Description of the task: From the data that follows, copy every line holding the string "natural".

[Extracted data entries]
## BEGIN

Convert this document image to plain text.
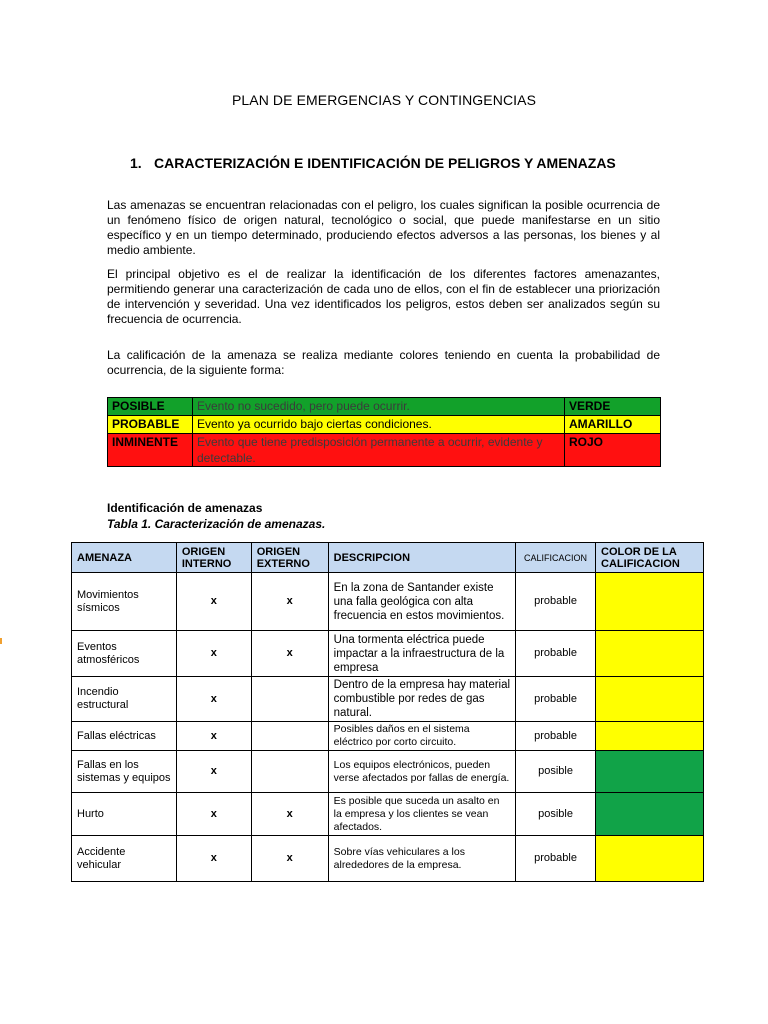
PLAN DE EMERGENCIAS Y CONTINGENCIAS
1. CARACTERIZACIÓN E IDENTIFICACIÓN DE PELIGROS Y AMENAZAS

Las amenazas se encuentran relacionadas con el peligro, los cuales significan la posible ocurrencia de un fenómeno físico de origen natural, tecnológico o social, que puede manifestarse en un sitio específico y en un tiempo determinado, produciendo efectos adversos a las personas, los bienes y al medio ambiente.

El principal objetivo es el de realizar la identificación de los diferentes factores amenazantes, permitiendo generar una caracterización de cada uno de ellos, con el fin de establecer una priorización de intervención y severidad. Una vez identificados los peligros, estos deben ser analizados según su frecuencia de ocurrencia.

La calificación de la amenaza se realiza mediante colores teniendo en cuenta la probabilidad de ocurrencia, de la siguiente forma:

POSIBLE	Evento no sucedido, pero puede ocurrir.	VERDE
PROBABLE	Evento ya ocurrido bajo ciertas condiciones.	AMARILLO
INMINENTE	Evento que tiene predisposición permanente a ocurrir, evidente y detectable.	ROJO
Identificación de amenazas
Tabla 1. Caracterización de amenazas.
AMENAZA	ORIGEN INTERNO	ORIGEN EXTERNO	DESCRIPCION	CALIFICACION	COLOR DE LA CALIFICACION
Movimientos sísmicos	x	x	En la zona de Santander existe una falla geológica con alta frecuencia en estos movimientos.	probable	
Eventos atmosféricos	x	x	Una tormenta eléctrica puede impactar a la infraestructura de la empresa	probable	
Incendio estructural	x		Dentro de la empresa hay material combustible por redes de gas natural.	probable	
Fallas eléctricas	x		Posibles daños en el sistema eléctrico por corto circuito.	probable	
Fallas en los sistemas y equipos	x		Los equipos electrónicos, pueden verse afectados por fallas de energía.	posible	
Hurto	x	x	Es posible que suceda un asalto en la empresa y los clientes se vean afectados.	posible	
Accidente vehicular	x	x	Sobre vías vehiculares a los alrededores de la empresa.	probable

## END

Expected output:
Las amenazas se encuentran relacionadas con el peligro, los cuales significan la posible ocurrencia de un fenómeno físico de origen natural, tecnológico o social, que puede manifestarse en un sitio específico y en un tiempo determinado, produciendo efectos adversos a las personas, los bienes y al medio ambiente.
Incendio estructural	x		Dentro de la empresa hay material combustible por redes de gas natural.	probable	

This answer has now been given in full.